■ Instructions
(1) Decide whether each statement agrees with the article on drug overdose deaths, answering yes or no and quoting the deciding words: (a) The overdose death rate in the third quarter of 2016 was 19.9 deaths per 100,000 people. (b) The study in the American Journal of Preventive Medicine found heroin overdose mortality rates 24 percent higher than previously reported. (c) Trump has declared the opioid epidemic a national emergency.
(2) Duplicate the part of the article on drug overdose deaths that begins at the words "The latest government" and stops after the words "released last week.".

─── Excerpt to read ───

New Report Shows Drug Overdose Deaths Hit Record High

The numbers have come out one week after Trump's commission on opioids asked him to declare the epidemic a national emergency.

Drug overdose deaths hit a record high between July and September of last year, according to a National Center for Health Statistics report released Tuesday.

The latest government numbers show that the overdose death rate topped out at 19.9 deaths per 100,000 people in the third quarter of 2016, compared to 16.7 deaths per 100,000 people during the same period in 2015.

President Donald Trump’s commission on opioids has urged him to declare the opioid epidemic a national emergency.

“With approximately 142 Americans dying every day, America is enduring a death toll equal to September 11th every three weeks,” the commission wrote in its interim report released last week.

“Your declaration would empower your cabinet to take bold steps and would force Congress to focus on funding and empowering the executive branch even further to deal with this loss of life,” the report continues.

Trump is scheduled to meet with top officials on Tuesday for a “major briefing” on the opioid epidemic, but it remains unclear whether the president will declare a national emergency or address the commission’s public health concerns and treatment recommendations.

Alissa Scheller/HuffPost

The new numbers also come on the heels of a study published Monday in the American Journal of Preventive Medicine, which analyzed drug mortality rates from death certificates in an effort to more accurately assess opioid and heroin drug fatalities. It found mortality rates that were 24 percent higher for opioid overdoses and 22 percent higher for heroin overdoses than the numbers that had previously been reported.

As it stands, more than 50,000 Americans died of drug overdoses in 2015, surpassing annual HIV and firearm deaths during the peak years of those epidemics.

“Death rates from opioid overdose will continue to rise until we implement a comprehensive strategy to reduce harms and expand treatment for opioid use disorder using effective medications,” Dr. Peter Friedmann, associate dean for research at the University of Massachusetts Medical School and chief research officer at the nonprofit Baystate Health, told HuffPost.

─── Data section ───

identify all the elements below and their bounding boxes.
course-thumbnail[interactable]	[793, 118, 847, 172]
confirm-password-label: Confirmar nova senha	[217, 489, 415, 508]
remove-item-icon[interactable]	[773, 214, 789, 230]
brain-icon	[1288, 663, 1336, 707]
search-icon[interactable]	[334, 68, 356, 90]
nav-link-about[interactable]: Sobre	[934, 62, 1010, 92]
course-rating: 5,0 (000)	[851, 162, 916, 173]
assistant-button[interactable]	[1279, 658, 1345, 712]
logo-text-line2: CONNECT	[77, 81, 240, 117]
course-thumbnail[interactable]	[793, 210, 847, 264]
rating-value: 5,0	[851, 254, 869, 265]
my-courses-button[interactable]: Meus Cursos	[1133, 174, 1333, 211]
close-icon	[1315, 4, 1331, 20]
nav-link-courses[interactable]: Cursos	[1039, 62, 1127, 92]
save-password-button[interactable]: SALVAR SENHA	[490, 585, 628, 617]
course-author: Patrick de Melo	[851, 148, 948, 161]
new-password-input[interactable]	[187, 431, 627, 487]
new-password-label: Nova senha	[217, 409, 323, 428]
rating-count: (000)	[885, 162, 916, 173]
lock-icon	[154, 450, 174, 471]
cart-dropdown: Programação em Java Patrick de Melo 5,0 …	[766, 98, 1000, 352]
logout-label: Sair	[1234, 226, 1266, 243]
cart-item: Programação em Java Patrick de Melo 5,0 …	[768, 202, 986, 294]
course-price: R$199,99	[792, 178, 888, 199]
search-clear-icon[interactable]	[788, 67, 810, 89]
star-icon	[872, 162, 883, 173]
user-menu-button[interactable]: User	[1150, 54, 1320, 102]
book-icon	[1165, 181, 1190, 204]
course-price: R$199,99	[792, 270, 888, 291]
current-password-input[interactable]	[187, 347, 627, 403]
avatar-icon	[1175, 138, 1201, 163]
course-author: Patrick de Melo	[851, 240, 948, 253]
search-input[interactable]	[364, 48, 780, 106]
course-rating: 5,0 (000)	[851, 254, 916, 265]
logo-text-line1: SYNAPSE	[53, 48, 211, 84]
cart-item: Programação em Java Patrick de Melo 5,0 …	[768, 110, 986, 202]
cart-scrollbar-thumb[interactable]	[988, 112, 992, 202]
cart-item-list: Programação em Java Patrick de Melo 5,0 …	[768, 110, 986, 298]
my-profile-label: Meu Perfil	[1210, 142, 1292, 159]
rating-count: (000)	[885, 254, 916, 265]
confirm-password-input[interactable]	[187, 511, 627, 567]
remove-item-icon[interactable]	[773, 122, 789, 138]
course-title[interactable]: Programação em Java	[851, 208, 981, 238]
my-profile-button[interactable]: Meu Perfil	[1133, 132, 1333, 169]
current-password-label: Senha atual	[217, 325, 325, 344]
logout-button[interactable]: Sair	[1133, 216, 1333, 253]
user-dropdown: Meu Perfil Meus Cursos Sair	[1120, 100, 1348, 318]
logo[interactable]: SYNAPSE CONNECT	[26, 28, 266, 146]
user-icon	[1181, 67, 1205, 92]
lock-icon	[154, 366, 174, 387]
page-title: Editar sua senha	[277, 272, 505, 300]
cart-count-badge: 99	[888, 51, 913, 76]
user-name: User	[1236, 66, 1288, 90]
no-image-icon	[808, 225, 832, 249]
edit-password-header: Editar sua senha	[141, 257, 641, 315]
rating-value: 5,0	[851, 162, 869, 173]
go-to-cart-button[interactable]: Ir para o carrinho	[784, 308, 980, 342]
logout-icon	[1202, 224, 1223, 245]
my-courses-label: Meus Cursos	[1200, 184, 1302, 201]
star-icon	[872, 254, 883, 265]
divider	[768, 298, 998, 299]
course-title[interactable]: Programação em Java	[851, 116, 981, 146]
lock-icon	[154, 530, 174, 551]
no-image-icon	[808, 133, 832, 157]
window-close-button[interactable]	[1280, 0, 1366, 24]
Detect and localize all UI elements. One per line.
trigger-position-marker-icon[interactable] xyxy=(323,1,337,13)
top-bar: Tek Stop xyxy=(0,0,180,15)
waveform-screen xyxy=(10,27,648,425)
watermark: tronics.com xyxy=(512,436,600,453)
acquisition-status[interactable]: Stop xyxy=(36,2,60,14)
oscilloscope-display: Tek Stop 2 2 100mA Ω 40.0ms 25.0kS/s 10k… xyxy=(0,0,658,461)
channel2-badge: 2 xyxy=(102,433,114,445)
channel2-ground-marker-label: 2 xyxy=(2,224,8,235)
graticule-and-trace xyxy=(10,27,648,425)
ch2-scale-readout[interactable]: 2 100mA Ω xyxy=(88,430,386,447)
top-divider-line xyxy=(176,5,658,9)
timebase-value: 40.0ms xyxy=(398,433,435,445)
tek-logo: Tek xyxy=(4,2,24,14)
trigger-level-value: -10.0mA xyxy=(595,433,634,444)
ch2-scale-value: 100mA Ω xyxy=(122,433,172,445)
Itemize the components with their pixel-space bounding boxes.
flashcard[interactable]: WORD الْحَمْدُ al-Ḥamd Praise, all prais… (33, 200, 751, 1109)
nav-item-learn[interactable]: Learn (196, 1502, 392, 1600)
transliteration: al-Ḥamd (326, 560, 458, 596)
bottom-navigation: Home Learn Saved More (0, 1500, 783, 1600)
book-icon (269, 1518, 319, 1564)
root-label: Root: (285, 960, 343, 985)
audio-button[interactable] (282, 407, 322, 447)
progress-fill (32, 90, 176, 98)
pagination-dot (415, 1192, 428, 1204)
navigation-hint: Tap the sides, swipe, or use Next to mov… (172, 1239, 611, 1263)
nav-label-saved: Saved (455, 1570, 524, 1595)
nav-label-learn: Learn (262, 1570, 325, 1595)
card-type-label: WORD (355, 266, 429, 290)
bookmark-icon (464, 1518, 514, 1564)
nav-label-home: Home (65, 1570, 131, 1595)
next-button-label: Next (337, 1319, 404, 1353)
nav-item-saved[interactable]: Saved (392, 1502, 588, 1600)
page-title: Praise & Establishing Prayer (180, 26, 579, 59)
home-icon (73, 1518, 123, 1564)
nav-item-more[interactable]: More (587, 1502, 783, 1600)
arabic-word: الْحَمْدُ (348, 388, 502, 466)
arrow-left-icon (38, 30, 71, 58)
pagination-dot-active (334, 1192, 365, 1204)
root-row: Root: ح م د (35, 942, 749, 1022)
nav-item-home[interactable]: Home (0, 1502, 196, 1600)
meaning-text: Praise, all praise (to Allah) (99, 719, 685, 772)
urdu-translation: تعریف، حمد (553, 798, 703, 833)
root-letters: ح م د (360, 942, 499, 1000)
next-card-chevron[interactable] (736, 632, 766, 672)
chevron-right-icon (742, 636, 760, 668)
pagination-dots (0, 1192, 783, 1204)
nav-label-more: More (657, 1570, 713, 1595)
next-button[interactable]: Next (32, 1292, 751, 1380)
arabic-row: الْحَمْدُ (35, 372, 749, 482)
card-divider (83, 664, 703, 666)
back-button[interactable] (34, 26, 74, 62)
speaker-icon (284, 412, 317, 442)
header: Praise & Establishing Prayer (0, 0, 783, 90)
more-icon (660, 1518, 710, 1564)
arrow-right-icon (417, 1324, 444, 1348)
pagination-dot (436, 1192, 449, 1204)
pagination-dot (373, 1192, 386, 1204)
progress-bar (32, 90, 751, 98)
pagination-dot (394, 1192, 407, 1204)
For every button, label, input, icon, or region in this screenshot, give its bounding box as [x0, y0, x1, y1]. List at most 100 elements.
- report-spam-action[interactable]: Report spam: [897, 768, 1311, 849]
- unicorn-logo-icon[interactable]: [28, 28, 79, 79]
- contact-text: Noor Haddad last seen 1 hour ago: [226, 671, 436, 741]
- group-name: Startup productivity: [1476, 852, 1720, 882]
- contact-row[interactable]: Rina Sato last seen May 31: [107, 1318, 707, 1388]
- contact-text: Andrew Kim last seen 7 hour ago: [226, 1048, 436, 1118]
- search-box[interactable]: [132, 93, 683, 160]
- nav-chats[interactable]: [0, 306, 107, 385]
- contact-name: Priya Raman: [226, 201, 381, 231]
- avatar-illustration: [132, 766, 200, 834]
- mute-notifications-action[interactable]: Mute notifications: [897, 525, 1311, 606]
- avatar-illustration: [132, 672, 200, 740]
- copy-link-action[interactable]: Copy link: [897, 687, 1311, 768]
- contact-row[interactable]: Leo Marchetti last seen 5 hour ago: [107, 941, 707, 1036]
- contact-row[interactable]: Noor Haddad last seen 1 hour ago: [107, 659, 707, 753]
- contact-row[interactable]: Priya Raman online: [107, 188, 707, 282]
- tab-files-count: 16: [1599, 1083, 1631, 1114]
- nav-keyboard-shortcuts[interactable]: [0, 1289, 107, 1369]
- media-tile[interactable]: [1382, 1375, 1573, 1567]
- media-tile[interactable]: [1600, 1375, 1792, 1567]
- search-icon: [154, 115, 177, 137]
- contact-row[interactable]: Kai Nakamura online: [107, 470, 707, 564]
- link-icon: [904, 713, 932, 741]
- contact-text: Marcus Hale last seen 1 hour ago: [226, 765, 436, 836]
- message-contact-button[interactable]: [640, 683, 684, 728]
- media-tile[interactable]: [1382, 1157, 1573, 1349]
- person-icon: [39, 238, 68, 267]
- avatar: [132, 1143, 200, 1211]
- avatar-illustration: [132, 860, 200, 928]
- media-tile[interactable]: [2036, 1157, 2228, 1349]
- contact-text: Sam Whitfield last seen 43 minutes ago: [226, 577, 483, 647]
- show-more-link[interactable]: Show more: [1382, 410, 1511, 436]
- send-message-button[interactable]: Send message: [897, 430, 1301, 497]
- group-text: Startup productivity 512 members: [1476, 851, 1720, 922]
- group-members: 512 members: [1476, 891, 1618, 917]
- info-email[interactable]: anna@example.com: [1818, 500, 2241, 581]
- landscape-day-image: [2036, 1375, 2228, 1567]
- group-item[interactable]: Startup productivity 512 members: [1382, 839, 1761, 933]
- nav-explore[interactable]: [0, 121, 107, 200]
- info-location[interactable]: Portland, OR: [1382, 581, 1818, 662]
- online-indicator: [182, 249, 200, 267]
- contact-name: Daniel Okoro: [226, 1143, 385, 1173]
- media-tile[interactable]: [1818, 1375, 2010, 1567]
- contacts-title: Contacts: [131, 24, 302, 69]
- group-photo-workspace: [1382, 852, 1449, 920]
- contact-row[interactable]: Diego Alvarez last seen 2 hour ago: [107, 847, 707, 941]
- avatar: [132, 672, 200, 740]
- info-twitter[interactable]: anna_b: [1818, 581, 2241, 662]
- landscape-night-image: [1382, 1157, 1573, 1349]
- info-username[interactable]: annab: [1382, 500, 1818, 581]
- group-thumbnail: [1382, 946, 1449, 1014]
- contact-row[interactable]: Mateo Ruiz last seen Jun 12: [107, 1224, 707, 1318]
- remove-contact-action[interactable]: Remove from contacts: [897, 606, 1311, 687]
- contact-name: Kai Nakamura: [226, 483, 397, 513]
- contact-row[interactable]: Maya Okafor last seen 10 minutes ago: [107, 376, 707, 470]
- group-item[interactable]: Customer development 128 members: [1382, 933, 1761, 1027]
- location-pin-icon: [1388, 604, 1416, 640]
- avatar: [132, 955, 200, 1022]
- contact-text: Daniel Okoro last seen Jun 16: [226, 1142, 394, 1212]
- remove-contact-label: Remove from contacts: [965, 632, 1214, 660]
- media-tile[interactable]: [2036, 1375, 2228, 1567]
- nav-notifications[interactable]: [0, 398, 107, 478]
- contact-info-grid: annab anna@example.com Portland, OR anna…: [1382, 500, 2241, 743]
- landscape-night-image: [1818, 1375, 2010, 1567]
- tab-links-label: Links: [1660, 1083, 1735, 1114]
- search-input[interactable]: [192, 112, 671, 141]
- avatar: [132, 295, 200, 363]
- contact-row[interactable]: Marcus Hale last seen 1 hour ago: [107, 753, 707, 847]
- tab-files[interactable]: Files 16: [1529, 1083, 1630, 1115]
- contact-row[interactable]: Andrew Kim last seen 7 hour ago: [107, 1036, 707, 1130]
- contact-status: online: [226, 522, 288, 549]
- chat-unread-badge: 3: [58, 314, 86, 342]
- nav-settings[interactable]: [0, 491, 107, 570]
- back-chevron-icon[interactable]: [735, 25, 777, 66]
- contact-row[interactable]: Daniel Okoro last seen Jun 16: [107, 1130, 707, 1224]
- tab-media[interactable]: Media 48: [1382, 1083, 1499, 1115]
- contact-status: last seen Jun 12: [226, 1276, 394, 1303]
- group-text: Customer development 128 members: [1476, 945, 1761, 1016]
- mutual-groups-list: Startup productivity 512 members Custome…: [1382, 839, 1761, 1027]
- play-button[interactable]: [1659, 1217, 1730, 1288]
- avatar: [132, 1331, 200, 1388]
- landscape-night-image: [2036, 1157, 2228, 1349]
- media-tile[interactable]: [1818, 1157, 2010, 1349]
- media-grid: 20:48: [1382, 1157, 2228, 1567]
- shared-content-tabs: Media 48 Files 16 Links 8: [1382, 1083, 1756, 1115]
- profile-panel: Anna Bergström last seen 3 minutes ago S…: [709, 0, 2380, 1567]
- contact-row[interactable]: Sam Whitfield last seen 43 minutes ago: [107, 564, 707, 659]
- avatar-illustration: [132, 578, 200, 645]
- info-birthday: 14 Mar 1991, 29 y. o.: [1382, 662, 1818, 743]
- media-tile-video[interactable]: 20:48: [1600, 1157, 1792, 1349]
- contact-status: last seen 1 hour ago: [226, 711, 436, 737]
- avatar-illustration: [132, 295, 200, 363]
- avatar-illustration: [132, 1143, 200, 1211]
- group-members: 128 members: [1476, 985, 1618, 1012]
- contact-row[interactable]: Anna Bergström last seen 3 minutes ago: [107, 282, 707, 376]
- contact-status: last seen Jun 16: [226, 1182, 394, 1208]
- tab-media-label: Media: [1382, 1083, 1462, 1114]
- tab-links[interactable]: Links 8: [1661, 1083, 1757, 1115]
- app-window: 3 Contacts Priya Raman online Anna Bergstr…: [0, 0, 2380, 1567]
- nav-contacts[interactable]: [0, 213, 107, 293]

───

■ Per-task answers
(1)
(a) Yes: "the overdose death rate topped out at 19.9 deaths per 100,000 people in the third quarter of 2016"
(b) No: "22 percent higher for heroin overdoses than the numbers that had previously been reported"
(c) No: "it remains unclear whether the president will declare a national emergency"

(2)
The latest government numbers show that the overdose death rate topped out at 19.9 deaths per 100,000 people in the third quarter of 2016, compared to 16.7 deaths per 100,000 people during the same period in 2015.

President Donald Trump’s commission on opioids has urged him to declare the opioid epidemic a national emergency.

“With approximately 142 Americans dying every day, America is enduring a death toll equal to September 11th every three weeks,” the commission wrote in its interim report released last week.